** What is expected **
Copy out, with no changes, the lines from the one containing "n-value: 77 [766, 99, 783, 123]" up to and including the one containing "trend-line [60, 214, 1340, 249]".

** Extracted information **

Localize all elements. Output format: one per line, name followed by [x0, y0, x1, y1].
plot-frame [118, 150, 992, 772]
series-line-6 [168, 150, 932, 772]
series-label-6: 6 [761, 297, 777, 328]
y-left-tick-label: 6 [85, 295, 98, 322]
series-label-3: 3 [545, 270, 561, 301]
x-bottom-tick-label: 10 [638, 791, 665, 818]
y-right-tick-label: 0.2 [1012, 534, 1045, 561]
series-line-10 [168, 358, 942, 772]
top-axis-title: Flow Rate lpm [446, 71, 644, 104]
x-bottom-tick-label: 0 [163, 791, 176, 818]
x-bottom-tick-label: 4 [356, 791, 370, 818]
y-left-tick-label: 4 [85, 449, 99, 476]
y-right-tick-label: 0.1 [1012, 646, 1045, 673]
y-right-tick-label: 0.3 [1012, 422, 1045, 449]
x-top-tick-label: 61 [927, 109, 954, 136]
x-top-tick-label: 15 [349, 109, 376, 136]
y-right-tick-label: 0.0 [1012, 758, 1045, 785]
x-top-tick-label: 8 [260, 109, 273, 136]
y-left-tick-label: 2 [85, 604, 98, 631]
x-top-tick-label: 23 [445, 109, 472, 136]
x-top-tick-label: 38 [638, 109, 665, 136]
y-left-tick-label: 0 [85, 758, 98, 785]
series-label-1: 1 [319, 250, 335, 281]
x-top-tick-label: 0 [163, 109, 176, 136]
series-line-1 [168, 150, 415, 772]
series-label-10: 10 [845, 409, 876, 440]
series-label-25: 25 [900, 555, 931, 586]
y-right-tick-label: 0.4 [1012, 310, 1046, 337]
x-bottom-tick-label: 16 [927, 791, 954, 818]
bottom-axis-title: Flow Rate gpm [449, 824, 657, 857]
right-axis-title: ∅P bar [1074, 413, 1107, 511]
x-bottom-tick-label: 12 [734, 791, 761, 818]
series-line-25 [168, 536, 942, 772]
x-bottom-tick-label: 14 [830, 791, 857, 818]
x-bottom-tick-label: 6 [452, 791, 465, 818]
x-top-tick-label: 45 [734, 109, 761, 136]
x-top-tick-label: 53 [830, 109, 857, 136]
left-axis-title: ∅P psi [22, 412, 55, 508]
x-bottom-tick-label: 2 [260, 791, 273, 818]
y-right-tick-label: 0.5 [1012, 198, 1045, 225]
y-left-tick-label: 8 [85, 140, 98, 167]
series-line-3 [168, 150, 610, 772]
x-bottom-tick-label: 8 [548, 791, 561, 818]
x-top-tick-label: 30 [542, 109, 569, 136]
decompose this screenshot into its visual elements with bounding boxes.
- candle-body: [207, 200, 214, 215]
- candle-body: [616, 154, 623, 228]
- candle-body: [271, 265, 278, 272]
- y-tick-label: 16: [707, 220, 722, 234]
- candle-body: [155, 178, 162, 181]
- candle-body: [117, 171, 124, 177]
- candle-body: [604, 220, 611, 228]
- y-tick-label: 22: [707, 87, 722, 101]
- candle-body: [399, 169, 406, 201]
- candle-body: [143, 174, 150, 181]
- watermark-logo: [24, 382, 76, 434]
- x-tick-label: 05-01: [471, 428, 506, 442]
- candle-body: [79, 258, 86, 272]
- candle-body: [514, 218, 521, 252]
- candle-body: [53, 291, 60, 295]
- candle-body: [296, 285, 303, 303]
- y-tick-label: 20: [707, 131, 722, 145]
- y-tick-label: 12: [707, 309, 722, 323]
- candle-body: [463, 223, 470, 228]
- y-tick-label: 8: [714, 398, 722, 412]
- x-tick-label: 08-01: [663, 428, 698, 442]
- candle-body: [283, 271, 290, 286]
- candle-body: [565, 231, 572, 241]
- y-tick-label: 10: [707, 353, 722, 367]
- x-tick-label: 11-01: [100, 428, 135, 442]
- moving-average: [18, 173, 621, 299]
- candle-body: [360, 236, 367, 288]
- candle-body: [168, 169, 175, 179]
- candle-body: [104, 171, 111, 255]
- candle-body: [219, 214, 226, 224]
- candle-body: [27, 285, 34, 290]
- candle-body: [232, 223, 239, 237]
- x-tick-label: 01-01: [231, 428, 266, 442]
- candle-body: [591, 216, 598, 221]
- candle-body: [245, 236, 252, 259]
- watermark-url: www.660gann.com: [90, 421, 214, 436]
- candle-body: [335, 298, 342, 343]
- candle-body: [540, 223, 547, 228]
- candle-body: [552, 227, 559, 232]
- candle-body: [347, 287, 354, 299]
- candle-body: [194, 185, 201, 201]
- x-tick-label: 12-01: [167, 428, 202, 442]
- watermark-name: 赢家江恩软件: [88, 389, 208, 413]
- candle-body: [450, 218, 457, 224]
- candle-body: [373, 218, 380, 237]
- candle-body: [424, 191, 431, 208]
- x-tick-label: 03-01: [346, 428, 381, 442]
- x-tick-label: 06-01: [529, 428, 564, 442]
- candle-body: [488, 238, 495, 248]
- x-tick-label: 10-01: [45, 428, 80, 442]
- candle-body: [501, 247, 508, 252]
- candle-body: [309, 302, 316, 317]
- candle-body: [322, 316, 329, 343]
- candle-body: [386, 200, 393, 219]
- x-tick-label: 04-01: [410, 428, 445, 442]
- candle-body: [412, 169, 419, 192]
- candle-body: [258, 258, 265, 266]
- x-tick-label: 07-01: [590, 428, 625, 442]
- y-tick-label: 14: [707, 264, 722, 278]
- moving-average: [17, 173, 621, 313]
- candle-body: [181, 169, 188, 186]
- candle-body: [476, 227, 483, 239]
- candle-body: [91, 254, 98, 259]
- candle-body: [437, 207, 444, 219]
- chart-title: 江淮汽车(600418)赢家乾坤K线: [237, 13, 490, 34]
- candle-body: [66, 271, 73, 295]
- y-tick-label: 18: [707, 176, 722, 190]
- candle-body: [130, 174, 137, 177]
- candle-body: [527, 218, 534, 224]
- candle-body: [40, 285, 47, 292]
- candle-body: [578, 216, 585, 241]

* * *

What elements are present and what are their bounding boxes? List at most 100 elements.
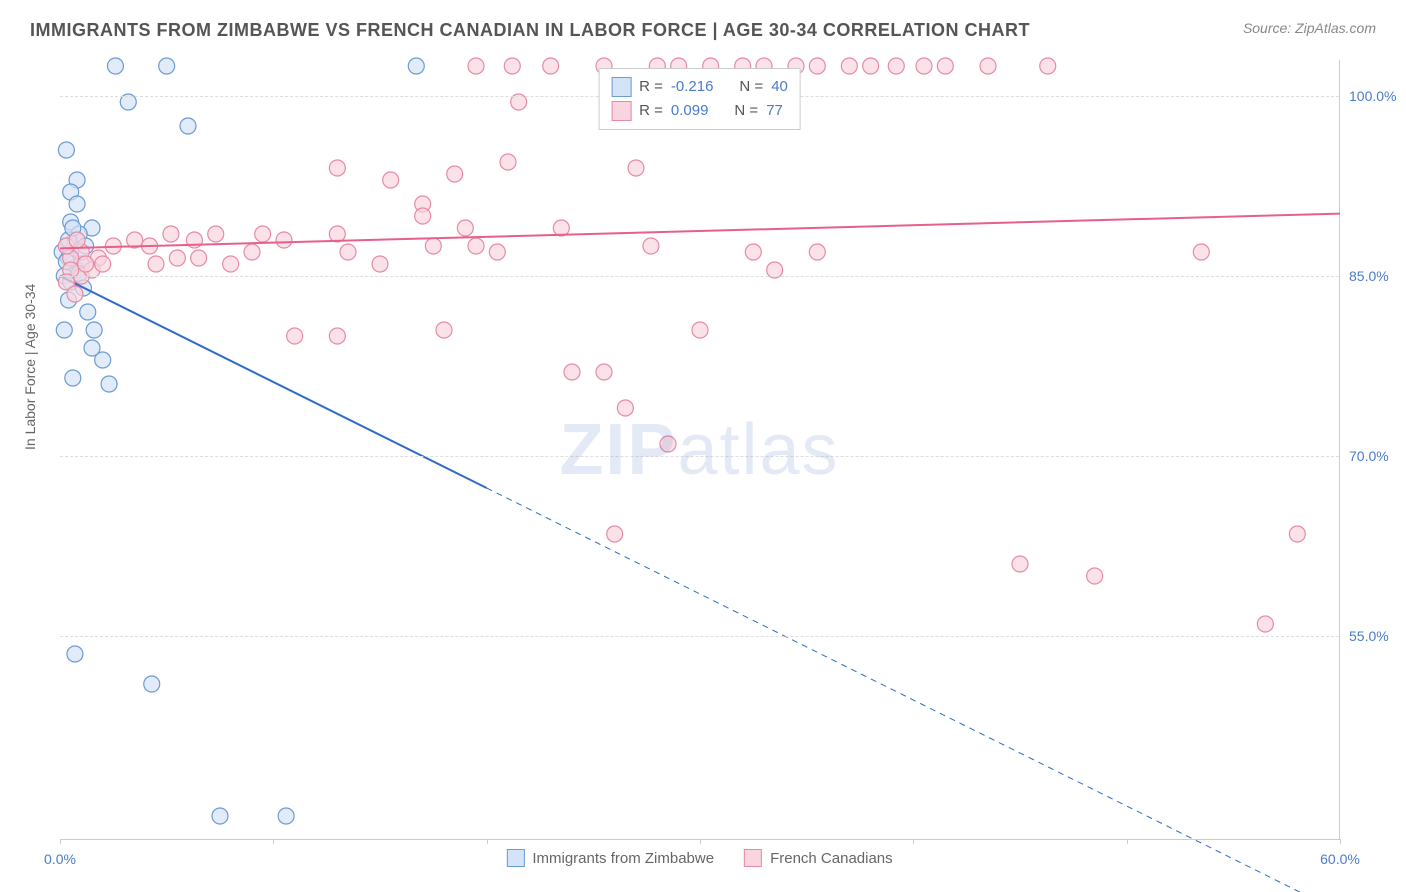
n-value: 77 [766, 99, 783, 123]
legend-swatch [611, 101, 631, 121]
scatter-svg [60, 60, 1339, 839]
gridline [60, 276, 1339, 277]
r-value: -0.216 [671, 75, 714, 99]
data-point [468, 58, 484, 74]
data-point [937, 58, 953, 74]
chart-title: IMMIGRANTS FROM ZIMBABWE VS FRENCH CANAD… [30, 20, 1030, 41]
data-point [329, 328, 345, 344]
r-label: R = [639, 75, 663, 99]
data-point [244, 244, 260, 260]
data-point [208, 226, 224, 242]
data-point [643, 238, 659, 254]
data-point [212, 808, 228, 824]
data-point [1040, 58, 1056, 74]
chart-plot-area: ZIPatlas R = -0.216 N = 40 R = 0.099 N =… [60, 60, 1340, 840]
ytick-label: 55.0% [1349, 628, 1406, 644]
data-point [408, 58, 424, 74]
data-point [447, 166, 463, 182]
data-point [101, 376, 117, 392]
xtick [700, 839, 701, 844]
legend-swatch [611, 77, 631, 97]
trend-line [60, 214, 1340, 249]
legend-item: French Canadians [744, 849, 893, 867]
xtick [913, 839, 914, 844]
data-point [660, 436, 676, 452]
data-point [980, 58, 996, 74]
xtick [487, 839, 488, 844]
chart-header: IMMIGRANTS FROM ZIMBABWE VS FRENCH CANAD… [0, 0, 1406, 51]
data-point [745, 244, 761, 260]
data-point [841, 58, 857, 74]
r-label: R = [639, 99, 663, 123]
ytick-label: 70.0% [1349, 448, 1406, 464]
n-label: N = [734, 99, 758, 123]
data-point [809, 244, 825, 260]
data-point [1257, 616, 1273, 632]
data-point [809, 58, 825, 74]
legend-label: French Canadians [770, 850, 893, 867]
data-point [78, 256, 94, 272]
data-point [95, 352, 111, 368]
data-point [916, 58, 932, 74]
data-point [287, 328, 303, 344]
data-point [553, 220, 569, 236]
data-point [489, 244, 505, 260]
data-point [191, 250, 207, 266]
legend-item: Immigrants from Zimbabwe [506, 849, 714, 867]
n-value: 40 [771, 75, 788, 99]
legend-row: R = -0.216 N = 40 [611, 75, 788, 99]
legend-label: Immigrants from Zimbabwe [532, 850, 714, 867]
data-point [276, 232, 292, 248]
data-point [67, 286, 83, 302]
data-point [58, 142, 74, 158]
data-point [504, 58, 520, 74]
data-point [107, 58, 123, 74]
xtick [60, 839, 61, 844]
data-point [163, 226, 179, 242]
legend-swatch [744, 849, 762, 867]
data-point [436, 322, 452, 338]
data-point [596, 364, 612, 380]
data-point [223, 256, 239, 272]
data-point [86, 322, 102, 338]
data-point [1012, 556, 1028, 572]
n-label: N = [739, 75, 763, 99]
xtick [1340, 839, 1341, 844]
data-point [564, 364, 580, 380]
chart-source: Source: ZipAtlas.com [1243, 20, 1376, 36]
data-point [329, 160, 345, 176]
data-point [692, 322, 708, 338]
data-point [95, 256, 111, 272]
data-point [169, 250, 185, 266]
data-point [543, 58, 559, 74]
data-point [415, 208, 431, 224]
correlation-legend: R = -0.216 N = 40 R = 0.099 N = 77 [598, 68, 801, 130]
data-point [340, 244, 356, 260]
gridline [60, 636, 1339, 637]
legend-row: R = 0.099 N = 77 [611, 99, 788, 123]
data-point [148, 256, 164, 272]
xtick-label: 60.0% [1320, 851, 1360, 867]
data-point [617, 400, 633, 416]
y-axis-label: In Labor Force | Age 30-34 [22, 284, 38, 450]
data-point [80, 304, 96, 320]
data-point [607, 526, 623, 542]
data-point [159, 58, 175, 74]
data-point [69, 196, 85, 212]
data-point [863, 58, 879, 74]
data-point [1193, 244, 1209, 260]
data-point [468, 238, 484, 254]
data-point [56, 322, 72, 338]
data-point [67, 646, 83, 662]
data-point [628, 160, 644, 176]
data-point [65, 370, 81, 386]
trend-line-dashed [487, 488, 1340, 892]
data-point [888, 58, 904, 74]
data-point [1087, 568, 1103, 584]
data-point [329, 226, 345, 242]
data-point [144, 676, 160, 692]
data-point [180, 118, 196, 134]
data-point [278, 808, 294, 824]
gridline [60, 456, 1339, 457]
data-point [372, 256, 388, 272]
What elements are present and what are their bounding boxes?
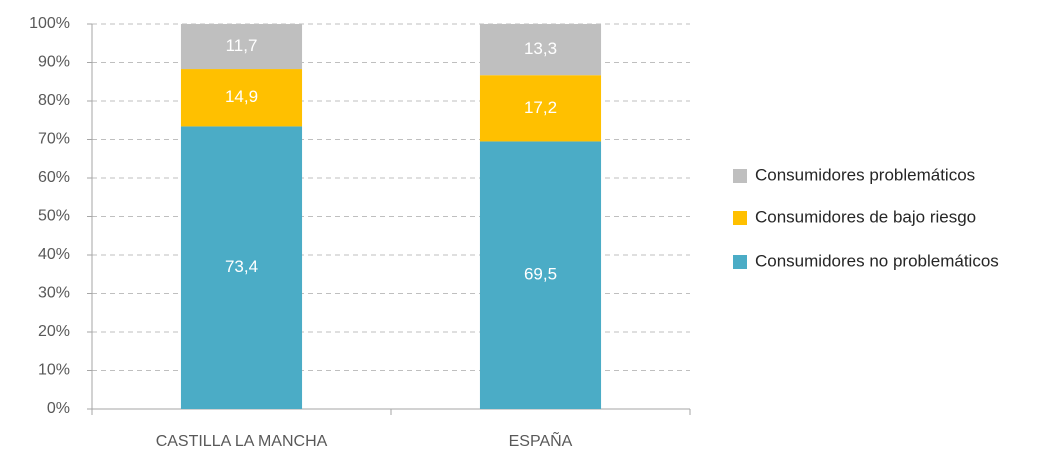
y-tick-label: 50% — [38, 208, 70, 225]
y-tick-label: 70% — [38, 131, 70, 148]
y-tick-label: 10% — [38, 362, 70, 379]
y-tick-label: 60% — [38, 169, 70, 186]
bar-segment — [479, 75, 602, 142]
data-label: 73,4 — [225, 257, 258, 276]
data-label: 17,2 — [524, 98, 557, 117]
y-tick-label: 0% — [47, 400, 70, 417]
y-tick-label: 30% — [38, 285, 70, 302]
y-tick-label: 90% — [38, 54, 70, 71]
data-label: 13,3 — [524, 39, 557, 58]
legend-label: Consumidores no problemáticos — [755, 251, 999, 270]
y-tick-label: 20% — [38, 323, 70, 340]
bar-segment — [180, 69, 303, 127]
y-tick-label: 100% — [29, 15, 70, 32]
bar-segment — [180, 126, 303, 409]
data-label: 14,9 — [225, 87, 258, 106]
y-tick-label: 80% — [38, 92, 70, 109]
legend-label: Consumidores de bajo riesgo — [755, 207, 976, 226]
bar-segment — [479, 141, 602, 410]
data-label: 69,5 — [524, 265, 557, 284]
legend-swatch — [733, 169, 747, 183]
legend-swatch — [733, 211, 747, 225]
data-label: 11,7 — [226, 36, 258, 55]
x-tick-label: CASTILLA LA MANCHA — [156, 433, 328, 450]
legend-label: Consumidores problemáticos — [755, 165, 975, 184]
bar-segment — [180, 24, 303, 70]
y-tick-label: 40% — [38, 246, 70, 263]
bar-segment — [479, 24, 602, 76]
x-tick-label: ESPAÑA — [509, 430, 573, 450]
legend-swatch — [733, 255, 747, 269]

** Answer for the task **
n-value: 77 [766, 99, 783, 123]
legend-swatch [611, 101, 631, 121]
scatter-svg [60, 60, 1339, 839]
gridline [60, 276, 1339, 277]
r-value: -0.216 [671, 75, 714, 99]
data-point [468, 58, 484, 74]
data-point [937, 58, 953, 74]
chart-title: IMMIGRANTS FROM ZIMBABWE VS FRENCH CANAD… [30, 20, 1030, 41]
data-point [329, 328, 345, 344]
r-label: R = [639, 75, 663, 99]
data-point [244, 244, 260, 260]
data-point [208, 226, 224, 242]
data-point [643, 238, 659, 254]
data-point [212, 808, 228, 824]
data-point [1040, 58, 1056, 74]
chart-plot-area: ZIPatlas R = -0.216 N = 40 R = 0.099 N =… [60, 60, 1340, 840]
ytick-label: 55.0% [1349, 628, 1406, 644]
data-point [408, 58, 424, 74]
data-point [447, 166, 463, 182]
data-point [101, 376, 117, 392]
xtick [700, 839, 701, 844]
legend-swatch [611, 77, 631, 97]
trend-line [60, 214, 1340, 249]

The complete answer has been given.